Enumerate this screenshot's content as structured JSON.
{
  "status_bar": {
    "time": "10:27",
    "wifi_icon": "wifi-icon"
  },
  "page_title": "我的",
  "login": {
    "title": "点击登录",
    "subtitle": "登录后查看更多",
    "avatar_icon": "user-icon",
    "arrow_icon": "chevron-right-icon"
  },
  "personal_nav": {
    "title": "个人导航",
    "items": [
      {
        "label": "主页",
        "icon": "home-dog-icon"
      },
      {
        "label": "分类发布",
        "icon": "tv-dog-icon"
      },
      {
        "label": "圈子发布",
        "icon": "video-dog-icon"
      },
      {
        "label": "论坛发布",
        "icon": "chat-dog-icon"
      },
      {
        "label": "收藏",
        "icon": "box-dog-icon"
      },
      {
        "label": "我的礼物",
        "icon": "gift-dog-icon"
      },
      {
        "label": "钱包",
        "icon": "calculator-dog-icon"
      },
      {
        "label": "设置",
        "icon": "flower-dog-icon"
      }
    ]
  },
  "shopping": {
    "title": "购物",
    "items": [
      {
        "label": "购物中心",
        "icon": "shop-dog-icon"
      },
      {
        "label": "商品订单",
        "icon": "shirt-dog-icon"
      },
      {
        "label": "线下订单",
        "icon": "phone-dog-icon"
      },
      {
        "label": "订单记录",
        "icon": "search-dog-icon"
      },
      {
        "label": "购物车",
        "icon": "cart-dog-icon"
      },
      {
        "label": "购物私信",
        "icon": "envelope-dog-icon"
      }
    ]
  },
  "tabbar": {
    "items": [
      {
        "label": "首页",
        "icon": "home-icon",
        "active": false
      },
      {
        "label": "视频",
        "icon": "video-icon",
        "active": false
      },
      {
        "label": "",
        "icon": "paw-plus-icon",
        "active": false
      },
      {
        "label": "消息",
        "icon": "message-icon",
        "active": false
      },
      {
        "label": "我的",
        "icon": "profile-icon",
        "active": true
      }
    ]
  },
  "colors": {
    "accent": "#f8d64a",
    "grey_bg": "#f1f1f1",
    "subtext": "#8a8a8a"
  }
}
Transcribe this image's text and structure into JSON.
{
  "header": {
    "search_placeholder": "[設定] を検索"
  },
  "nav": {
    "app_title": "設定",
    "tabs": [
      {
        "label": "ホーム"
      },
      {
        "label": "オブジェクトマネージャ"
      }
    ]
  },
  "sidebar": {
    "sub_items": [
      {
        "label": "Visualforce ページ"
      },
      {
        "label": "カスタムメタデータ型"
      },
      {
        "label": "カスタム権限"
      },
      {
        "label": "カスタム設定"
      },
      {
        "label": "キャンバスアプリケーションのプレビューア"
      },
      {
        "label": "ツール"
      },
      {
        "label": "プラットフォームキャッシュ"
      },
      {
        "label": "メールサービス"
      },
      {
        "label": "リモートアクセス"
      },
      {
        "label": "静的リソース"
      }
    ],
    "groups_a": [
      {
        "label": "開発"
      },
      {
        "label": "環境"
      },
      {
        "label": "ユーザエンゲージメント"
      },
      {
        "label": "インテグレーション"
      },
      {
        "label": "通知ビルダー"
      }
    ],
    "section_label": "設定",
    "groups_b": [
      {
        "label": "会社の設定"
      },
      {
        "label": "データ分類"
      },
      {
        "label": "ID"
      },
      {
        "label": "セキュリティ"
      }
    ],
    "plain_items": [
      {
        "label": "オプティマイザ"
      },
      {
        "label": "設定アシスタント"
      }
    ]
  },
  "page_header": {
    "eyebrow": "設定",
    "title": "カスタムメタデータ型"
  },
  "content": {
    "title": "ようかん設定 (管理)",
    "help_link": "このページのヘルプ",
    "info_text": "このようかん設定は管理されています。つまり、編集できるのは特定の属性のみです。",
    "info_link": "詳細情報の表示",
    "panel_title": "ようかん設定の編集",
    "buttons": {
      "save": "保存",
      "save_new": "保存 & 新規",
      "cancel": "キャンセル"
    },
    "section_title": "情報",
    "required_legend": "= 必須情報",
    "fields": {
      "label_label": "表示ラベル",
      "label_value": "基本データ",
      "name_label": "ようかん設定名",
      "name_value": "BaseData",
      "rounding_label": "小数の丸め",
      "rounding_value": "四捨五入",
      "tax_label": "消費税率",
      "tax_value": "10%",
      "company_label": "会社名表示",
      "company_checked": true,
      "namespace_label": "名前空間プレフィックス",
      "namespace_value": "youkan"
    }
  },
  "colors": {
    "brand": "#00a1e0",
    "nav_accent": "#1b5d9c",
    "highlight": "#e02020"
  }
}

- TASK STATEMENT -
Reply with nothing except the number of lines in the listing above that include the string "this".

- RIGHT ANSWER -
2